What the task requires -> Go through the listing below and list every line with "RtBackup".

Stored data
_ _ _
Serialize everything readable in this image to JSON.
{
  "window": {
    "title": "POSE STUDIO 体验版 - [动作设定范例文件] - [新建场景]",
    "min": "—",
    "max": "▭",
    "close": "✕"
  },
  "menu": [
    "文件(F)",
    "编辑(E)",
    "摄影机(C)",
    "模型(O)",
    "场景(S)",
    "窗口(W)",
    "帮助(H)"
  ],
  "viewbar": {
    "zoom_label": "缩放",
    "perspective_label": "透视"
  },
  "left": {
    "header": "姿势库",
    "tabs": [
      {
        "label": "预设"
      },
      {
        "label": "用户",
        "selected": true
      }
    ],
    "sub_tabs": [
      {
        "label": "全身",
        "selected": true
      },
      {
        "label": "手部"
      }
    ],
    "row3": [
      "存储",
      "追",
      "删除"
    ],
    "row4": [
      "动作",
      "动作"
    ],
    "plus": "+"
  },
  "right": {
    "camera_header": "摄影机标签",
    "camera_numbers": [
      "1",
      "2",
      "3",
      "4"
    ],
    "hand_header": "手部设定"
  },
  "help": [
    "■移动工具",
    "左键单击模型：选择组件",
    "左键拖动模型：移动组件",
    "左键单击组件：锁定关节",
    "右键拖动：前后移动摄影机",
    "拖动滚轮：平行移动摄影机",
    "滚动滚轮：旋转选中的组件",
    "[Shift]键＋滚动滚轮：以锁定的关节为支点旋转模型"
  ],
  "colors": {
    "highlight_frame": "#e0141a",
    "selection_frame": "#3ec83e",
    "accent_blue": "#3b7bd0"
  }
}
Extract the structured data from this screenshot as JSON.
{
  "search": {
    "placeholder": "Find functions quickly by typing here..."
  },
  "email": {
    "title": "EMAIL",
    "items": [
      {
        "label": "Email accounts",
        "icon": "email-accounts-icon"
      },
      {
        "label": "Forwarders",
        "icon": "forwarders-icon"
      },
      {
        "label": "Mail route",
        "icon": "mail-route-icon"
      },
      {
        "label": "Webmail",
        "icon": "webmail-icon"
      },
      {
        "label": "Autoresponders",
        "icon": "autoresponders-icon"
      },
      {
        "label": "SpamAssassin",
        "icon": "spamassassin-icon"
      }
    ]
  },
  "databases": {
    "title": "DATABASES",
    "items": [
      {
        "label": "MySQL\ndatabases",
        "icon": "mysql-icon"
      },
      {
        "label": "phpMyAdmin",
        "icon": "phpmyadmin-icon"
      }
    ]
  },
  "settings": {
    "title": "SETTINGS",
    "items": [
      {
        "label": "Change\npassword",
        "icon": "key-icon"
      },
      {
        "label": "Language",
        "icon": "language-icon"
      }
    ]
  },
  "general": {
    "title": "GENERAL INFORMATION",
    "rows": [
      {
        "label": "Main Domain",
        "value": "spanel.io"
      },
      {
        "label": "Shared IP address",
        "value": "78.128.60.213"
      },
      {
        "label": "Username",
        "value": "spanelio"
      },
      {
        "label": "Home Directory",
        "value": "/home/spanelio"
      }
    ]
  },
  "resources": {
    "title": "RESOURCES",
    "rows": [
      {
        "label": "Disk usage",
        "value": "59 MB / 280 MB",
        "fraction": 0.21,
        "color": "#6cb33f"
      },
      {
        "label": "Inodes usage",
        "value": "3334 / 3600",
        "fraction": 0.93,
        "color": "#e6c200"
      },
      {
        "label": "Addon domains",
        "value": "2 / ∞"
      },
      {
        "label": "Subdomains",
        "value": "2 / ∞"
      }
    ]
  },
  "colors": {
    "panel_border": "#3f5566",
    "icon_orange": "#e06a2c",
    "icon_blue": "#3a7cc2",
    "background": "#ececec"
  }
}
_ _ _
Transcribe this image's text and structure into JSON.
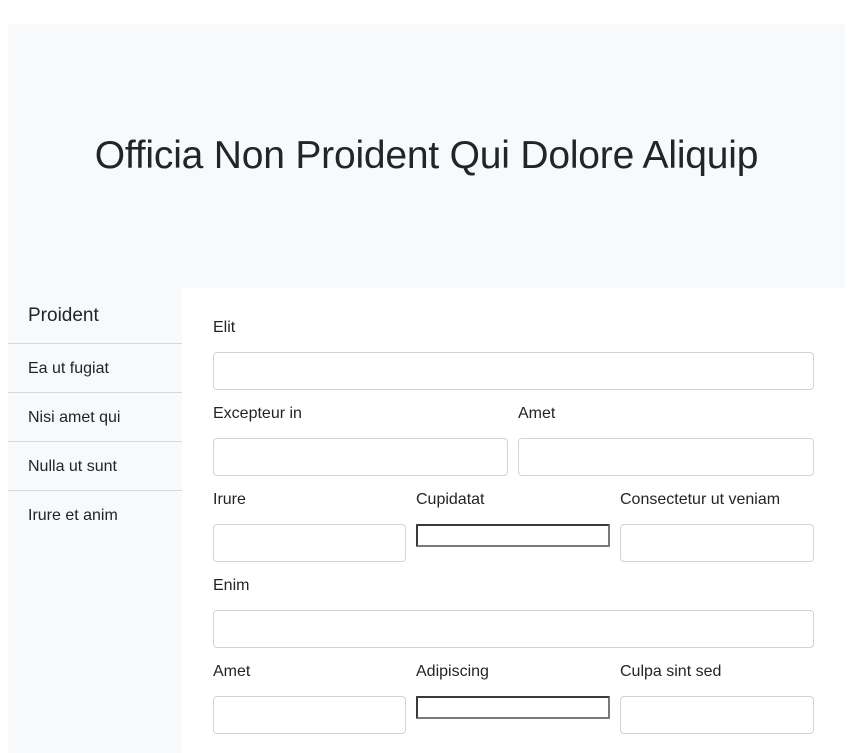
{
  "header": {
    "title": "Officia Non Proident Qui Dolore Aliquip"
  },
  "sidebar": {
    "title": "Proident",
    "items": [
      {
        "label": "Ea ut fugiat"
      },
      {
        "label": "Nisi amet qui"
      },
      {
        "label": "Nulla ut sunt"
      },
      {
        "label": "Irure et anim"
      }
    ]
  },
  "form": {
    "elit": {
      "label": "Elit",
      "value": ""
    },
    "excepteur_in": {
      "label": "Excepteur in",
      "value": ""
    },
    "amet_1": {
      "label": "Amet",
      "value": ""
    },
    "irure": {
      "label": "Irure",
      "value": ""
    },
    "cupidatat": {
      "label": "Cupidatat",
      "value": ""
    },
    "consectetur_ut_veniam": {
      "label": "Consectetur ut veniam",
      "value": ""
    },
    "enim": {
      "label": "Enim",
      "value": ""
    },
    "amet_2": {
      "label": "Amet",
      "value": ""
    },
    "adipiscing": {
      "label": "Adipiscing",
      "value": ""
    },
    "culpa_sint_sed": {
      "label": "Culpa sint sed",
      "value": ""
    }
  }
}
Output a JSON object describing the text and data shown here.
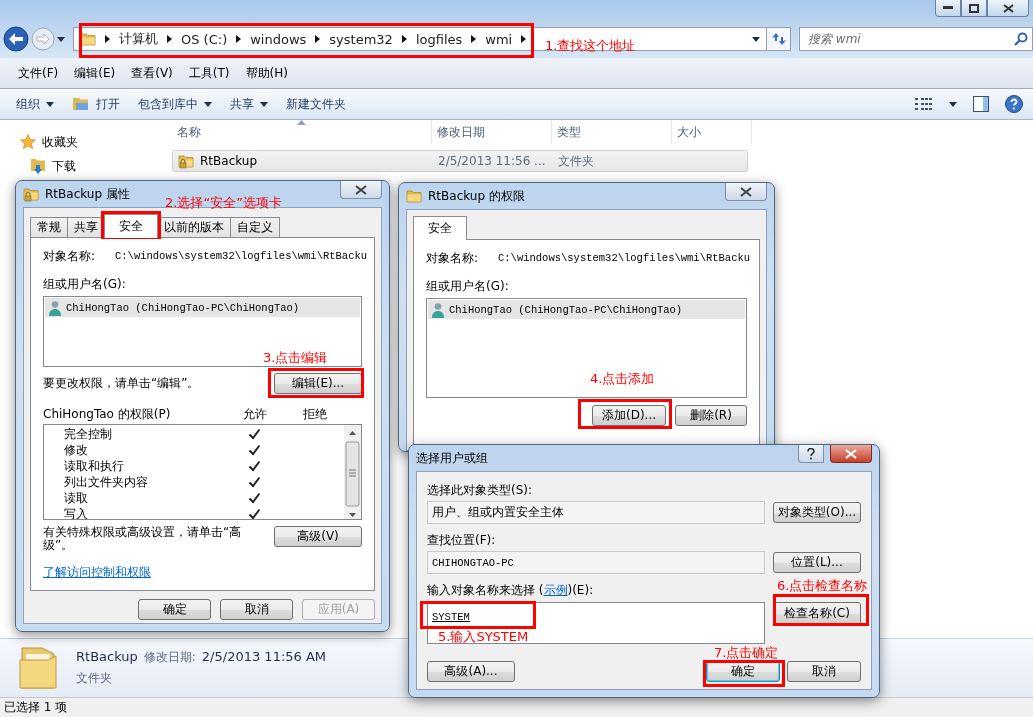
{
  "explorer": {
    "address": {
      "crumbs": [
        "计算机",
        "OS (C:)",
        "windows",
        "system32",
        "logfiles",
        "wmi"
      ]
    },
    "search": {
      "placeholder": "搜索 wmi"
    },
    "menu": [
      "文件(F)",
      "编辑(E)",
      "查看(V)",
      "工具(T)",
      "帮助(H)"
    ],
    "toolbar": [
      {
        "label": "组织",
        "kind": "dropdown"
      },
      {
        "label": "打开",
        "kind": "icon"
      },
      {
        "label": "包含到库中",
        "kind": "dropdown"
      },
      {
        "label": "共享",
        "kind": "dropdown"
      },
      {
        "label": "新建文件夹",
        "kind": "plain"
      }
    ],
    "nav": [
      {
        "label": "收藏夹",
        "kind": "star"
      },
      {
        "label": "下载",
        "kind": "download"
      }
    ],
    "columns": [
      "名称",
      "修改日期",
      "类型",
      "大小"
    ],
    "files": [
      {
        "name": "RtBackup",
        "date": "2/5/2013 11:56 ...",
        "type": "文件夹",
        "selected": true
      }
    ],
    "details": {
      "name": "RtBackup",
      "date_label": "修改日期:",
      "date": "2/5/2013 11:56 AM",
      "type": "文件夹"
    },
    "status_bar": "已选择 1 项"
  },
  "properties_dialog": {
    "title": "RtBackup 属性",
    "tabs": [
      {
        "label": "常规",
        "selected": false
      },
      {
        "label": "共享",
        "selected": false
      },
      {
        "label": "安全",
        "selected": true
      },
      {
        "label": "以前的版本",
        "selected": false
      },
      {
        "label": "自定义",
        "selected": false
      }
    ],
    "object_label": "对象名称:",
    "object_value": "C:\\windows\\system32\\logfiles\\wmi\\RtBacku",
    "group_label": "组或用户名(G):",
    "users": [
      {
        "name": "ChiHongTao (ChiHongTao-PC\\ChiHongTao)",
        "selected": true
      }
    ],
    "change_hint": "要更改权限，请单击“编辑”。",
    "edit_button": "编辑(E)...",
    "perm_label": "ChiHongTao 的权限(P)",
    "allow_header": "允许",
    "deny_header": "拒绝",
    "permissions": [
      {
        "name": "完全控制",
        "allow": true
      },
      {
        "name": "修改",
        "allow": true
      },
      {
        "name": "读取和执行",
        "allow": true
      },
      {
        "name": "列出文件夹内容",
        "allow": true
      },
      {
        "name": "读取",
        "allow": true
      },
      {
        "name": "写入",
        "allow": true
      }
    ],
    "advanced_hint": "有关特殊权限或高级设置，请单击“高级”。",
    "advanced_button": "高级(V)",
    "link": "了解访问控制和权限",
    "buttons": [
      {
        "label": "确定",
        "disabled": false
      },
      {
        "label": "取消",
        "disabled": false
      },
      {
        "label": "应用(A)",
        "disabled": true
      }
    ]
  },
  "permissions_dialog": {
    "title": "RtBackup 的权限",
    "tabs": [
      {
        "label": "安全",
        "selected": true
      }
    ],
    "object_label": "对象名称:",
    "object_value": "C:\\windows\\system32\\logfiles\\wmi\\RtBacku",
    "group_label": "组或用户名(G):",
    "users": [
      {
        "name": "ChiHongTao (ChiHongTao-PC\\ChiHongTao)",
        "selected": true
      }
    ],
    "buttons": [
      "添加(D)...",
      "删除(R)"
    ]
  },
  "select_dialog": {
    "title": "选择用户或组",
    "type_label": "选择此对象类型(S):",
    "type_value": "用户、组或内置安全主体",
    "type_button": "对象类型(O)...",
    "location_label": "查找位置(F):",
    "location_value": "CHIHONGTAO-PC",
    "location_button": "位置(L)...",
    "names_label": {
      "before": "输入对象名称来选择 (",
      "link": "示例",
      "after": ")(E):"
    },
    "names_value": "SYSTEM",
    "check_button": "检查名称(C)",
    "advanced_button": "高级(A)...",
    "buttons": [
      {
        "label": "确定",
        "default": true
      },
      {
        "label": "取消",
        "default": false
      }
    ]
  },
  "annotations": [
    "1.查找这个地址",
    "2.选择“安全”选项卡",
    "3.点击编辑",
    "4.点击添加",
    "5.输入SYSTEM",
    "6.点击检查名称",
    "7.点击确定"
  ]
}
_ _ _
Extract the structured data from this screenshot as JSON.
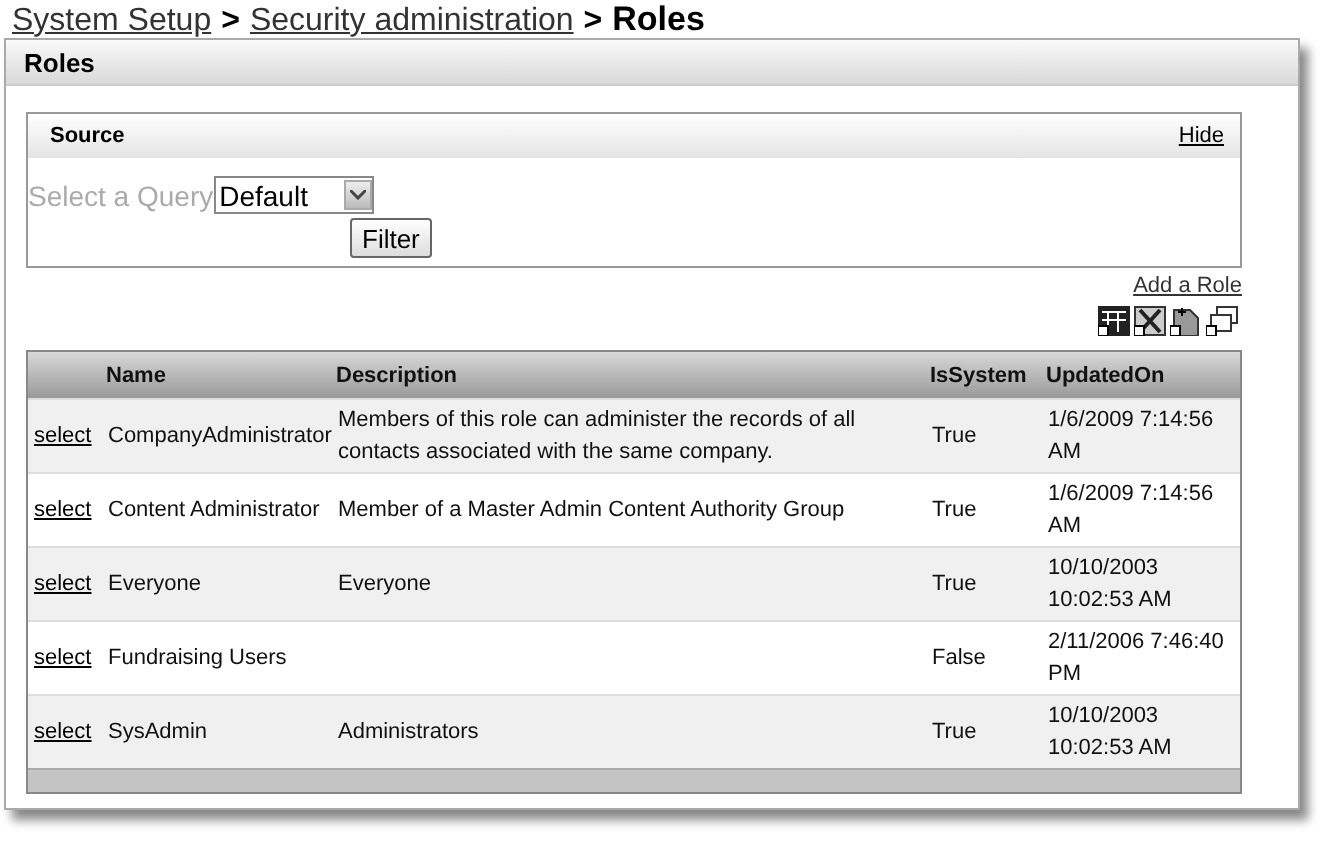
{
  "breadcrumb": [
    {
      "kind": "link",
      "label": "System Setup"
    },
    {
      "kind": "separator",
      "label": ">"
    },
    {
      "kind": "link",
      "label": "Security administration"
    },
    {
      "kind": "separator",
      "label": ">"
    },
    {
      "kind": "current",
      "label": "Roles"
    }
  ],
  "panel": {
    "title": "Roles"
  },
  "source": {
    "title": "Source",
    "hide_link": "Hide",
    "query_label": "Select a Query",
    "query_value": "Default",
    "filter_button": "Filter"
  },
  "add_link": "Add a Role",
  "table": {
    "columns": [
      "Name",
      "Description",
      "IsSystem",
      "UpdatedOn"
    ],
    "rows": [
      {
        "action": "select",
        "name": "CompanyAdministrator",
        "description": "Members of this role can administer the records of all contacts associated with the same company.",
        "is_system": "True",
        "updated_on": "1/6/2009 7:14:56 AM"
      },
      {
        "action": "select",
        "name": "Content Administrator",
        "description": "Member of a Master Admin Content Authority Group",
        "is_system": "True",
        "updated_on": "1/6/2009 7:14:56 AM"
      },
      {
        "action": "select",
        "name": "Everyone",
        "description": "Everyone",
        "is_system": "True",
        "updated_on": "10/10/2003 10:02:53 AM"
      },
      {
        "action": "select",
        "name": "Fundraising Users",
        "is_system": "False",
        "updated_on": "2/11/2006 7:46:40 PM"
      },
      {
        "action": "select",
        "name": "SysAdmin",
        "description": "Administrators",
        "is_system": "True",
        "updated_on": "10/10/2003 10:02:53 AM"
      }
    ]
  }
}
_ _ _
Task response ->
        "name": "RtBackup",
      "name": "RtBackup",
    "title": "RtBackup 属性",
    "title": "RtBackup 的权限",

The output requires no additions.